▸ **EXTRACT**:
+-------+

A New Highly Secure Optical Image Security Technique Using Gyrator Transform for Image Security-Related Applications

Abstract

New methods and apparatuses for information security have evolved as a result of the rapid expansion of optical information processing. Security is one of the major issues in digital image transmission because it can deliver very secret information to any corresponding agency such as the military, biomedical, and security agencies. Previously, various techniques are proposed to perform optical image encryption techniques using different transformation and pixel-level techniques. Each work has its advantages and disadvantages in terms of computational complexity, security level, flexibility, quality, and so on. To overcome the security issues present in the previous works, a novel optical image encryption standard is proposed in this paper. This work uses information hiding followed by image encryption using Gyrator Transform (GT) using mean gradient key-based block swapping techniques. The main advantage of this work is that the key generation is dynamic and it depends upon the pixel intensity of 8 × 8 blocks. Secret information hiding is performed in the Discrete Cosine Transform (DCT) domain to protect the data against noise attacks. To analyze the performance, various evaluation metrics are used to measure the quality of the decrypted image under various distortions such as cropping and rotation. The robustness of information hiding is analyzed using a noise attack on the received image. This work achieved 45.6 dB of Peak Signal-to-Noise Ratio (PSNR) and 0.965 of Structural Similarity Index (SSIM), which is the best when compared to the conventional image encryption standards.

+-------+

▸ **PROVIDED RECORDS**:

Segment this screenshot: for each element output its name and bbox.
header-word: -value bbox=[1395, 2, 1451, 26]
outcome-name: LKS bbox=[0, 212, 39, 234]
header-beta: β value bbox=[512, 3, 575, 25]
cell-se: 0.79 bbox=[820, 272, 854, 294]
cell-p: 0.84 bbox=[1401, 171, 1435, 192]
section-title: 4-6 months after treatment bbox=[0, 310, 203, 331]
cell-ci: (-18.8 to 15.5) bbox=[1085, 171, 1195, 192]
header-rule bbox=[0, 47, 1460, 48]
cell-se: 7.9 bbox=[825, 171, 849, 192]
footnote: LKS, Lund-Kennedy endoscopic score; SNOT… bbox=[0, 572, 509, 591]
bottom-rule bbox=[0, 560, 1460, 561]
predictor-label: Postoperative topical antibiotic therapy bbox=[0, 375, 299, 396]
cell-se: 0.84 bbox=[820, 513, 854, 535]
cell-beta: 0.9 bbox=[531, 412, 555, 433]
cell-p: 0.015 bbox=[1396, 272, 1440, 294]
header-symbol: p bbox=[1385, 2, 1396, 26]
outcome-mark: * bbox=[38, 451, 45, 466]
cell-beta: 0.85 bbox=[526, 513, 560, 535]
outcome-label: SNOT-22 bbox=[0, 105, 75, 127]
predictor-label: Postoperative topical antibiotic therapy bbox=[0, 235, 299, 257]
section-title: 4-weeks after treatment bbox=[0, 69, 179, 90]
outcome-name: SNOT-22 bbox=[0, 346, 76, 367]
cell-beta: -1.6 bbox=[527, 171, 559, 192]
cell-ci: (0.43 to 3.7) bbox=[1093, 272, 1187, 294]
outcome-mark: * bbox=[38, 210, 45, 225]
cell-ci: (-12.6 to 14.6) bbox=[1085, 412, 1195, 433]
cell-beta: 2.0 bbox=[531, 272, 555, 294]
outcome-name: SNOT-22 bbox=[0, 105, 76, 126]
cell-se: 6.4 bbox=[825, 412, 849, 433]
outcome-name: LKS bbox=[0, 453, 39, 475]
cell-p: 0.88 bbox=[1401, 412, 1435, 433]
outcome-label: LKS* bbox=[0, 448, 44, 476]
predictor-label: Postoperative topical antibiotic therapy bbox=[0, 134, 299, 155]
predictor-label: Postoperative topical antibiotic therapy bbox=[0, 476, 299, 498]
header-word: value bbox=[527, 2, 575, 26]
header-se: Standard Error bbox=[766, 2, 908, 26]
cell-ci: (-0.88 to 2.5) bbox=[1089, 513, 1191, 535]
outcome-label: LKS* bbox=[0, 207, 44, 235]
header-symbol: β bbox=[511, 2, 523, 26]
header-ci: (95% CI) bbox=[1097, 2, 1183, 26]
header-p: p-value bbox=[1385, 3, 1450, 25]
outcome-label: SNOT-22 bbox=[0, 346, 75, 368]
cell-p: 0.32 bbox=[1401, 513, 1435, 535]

+-------+

▸ **WORK TO COMPLETE**:
a) In the abstract, on what does the dynamic key generation depend?
b) Summarize the abstract in two sentences.

▸ **ANSWER SECTION**:
a) It depends on the pixel intensity of 8 × 8 blocks.

b) The abstract proposes a new optical image encryption standard that hides secret information in the Discrete Cosine Transform domain and then encrypts the image with the Gyrator Transform, using block swapping driven by a dynamic mean gradient key based on the pixel intensity of 8 × 8 blocks. The work achieved 45.6 dB PSNR and 0.965 SSIM, which is the best compared with conventional image encryption standards.